##### Exercise material
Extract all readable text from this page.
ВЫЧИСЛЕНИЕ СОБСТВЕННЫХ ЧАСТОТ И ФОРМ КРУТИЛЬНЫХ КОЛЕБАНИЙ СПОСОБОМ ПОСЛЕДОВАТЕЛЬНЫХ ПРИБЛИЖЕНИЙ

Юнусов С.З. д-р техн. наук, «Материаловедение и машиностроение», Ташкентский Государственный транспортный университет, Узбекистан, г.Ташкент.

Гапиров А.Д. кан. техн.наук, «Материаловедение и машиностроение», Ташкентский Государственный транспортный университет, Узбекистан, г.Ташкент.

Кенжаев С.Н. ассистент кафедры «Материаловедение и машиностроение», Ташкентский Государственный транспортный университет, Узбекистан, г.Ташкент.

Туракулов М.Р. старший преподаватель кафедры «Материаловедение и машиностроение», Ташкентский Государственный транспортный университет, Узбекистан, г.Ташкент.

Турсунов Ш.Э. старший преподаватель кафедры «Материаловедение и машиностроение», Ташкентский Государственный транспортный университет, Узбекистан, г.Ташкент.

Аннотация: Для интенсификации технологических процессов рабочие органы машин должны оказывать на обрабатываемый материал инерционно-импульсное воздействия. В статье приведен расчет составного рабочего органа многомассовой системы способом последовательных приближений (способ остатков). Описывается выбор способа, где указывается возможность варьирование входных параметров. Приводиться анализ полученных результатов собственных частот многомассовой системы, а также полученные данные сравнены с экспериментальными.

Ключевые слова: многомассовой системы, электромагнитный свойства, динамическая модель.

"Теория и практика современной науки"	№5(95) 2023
##########
- Written problem -
Copy out every line of the material above that mentions the word "транспортный".

- Response -
Юнусов С.З. д-р техн. наук, «Материаловедение и машиностроение», Ташкентский Государственный транспортный университет, Узбекистан, г.Ташкент.
Гапиров А.Д. кан. техн.наук, «Материаловедение и машиностроение», Ташкентский Государственный транспортный университет, Узбекистан, г.Ташкент.
Кенжаев С.Н. ассистент кафедры «Материаловедение и машиностроение», Ташкентский Государственный транспортный университет, Узбекистан, г.Ташкент.
Туракулов М.Р. старший преподаватель кафедры «Материаловедение и машиностроение», Ташкентский Государственный транспортный университет, Узбекистан, г.Ташкент.
Турсунов Ш.Э. старший преподаватель кафедры «Материаловедение и машиностроение», Ташкентский Государственный транспортный университет, Узбекистан, г.Ташкент.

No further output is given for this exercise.